:: AIM A ::
In the listing, switch each "mosaic-segment" to "mosaic-tile" in the stretch from the start through the line that contains "bar-group: 4.84 <box>179 560 310 1457</box>", and give those lines back with everything else unchanged.

The Legislature’s grant of authority to the IUB is broad, but it is not absolute. The CO2 pipeline companies seeking permission to take the land of Iowans want the IUB and Iowans to believe that the IUB’s authority is absolute. Such is not the case.

The Legislature’s grant of authority in Chapter 479B indeed gives the IUB strong powers. Chapter 479B.9 states, “The board may grant a permit in whole or in part upon terms, conditions, and restrictions as to location and route as it determines to be just and proper.”

However, the very same code section also places strict limitations on the IUB’s power to condemn private property through the use of Eminent Domain. Specifically, the very next sentence in the code section states: “A permit shall not be granted to a pipeline company unless the board determines that the proposed services will promote the public convenience and necessity.” This is a profoundly important instruction to the IUB that is being overlooked in much of this discussion.

I believe legislative intent can be clearly determined by what is found in the text of a statute. In this case, the limitations on the Legislature’s grant of authority to the IUB could not be more clear. The IUB may exercise the authority the Legislature has granted it, if doing so will “promote the public convenience and necessity.” Note this is not convenience OR necessity. So, the question becomes “will this taking promote both?” If so, the process may continue to the next question: “Is this a public use under the Iowa Constitution?” If that is so, then the IUB may continue, under the power granted to it by the Iowa Legislature. If the answer to any part of this instruction is no, the request to use Eminent Domain must stop.

:: AIM B ::
Resume the passage on the limits of the IUB's eminent domain authority from the point where it stops.

Records from a collection:
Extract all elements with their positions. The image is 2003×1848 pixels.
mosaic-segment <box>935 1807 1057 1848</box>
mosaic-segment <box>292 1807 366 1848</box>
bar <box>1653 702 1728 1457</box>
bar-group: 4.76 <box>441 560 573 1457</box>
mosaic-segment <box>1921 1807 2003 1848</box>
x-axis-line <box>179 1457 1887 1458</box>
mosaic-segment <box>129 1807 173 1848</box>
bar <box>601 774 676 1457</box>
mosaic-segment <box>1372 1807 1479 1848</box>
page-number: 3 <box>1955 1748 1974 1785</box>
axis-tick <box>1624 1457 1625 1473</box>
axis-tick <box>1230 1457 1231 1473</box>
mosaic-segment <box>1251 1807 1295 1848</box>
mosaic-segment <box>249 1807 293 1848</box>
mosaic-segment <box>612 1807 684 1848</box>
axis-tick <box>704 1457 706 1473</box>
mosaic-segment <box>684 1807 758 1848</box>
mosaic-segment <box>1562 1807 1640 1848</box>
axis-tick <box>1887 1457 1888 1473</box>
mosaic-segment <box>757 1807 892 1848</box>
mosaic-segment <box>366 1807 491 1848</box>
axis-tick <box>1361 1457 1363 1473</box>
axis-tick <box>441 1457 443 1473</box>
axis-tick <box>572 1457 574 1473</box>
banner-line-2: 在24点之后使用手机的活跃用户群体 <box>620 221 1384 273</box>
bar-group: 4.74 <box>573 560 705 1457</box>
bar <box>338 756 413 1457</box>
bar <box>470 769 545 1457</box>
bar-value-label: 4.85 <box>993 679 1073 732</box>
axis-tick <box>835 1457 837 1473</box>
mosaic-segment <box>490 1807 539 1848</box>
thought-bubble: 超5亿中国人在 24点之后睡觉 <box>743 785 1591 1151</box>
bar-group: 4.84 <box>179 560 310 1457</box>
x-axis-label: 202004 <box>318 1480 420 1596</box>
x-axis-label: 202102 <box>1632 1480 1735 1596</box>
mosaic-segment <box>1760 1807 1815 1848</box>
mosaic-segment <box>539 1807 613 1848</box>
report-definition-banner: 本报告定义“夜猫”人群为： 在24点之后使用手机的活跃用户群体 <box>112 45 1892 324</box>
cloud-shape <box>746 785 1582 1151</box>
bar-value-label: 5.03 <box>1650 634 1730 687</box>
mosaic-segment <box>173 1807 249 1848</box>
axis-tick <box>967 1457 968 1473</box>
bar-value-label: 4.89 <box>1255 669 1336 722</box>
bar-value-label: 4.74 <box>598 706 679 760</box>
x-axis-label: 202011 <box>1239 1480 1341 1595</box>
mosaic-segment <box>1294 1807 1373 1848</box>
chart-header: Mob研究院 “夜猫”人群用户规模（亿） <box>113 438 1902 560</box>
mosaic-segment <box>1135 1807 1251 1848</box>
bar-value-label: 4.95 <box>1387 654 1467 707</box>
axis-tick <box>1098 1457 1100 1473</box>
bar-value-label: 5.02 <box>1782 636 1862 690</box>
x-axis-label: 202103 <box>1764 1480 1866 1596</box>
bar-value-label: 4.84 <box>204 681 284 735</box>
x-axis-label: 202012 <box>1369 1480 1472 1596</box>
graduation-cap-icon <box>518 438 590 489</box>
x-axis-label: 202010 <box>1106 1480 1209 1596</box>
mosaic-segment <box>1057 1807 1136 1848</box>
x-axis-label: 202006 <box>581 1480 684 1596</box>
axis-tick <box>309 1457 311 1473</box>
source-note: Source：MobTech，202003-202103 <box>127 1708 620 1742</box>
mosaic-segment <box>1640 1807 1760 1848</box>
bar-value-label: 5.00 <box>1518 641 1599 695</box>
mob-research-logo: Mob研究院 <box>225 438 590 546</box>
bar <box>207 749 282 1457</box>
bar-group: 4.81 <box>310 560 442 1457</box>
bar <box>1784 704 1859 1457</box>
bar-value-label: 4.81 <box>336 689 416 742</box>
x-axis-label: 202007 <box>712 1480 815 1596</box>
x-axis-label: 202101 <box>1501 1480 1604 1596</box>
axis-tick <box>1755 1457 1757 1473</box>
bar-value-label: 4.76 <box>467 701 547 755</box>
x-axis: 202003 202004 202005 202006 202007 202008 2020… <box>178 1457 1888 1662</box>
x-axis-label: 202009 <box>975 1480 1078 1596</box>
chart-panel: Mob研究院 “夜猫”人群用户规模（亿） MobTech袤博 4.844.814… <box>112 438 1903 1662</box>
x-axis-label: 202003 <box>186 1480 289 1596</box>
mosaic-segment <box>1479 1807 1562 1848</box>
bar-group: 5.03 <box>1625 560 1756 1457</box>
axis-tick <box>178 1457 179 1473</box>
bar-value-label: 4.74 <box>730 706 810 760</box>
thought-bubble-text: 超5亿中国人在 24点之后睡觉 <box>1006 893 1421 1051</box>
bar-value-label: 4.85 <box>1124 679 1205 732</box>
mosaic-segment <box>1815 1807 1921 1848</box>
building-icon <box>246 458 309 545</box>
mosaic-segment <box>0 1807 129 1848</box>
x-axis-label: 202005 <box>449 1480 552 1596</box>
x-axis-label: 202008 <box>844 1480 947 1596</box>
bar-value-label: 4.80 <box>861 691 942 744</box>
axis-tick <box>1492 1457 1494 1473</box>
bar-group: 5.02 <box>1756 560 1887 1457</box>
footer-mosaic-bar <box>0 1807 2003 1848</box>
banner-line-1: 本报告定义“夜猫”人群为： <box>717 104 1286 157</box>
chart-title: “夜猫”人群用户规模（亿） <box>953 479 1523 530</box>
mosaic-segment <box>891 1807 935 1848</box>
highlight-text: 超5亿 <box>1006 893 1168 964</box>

:: RESULT A ::
Extract all elements with their positions. The image is 2003×1848 pixels.
mosaic-tile <box>935 1807 1057 1848</box>
mosaic-tile <box>292 1807 366 1848</box>
bar <box>1653 702 1728 1457</box>
bar-group: 4.76 <box>441 560 573 1457</box>
mosaic-tile <box>1921 1807 2003 1848</box>
x-axis-line <box>179 1457 1887 1458</box>
mosaic-tile <box>129 1807 173 1848</box>
bar <box>601 774 676 1457</box>
mosaic-tile <box>1372 1807 1479 1848</box>
page-number: 3 <box>1955 1748 1974 1785</box>
axis-tick <box>1624 1457 1625 1473</box>
axis-tick <box>1230 1457 1231 1473</box>
mosaic-tile <box>1251 1807 1295 1848</box>
mosaic-tile <box>249 1807 293 1848</box>
mosaic-tile <box>612 1807 684 1848</box>
axis-tick <box>704 1457 706 1473</box>
mosaic-tile <box>684 1807 758 1848</box>
mosaic-tile <box>1562 1807 1640 1848</box>
axis-tick <box>1887 1457 1888 1473</box>
mosaic-tile <box>757 1807 892 1848</box>
mosaic-tile <box>366 1807 491 1848</box>
axis-tick <box>1361 1457 1363 1473</box>
axis-tick <box>441 1457 443 1473</box>
axis-tick <box>572 1457 574 1473</box>
banner-line-2: 在24点之后使用手机的活跃用户群体 <box>620 221 1384 273</box>
bar-group: 4.74 <box>573 560 705 1457</box>
bar <box>338 756 413 1457</box>
bar <box>470 769 545 1457</box>
bar-value-label: 4.85 <box>993 679 1073 732</box>
axis-tick <box>835 1457 837 1473</box>
mosaic-tile <box>490 1807 539 1848</box>
thought-bubble: 超5亿中国人在 24点之后睡觉 <box>743 785 1591 1151</box>
bar-group: 4.84 <box>179 560 310 1457</box>

:: RESULT B ::
At first glance, someone could look at recent Iowa Supreme Court decisions and conclude that the Legislature has in fact granted absolute authority to the the IUB to interpret the Constitutional takings clause and the relevant statutes I have discussed. However, nothing could be further from the truth. While the Iowa Supreme Court, in the 2019 Bakken case, also addressed a pipeline, it is indisputable that not all pipelines are the same. Additionally, not all CO2 pipelines are the same. While the Iowa Code considers liquid CO2 to be a hazardous liquid, the similarities end there. Therefore, the reasons for the claim for Eminent Domain must be judged on their own merits under Iowa Law. For several reasons, the claim fails that test.

The claim for Eminent Domain fails because the Legislature’s grant of power to the IUB is narrow, even more narrow than the constitutional standard. It is also more limited. The Iowa Constitution’s standard for Eminent Domain is public use, which prior to the U.S. Supreme Court Kelo decision, was also the federal standard. The Iowa Legislature narrowed the grant of authority to the IUB to only “promotion of the public convenience and necessity.”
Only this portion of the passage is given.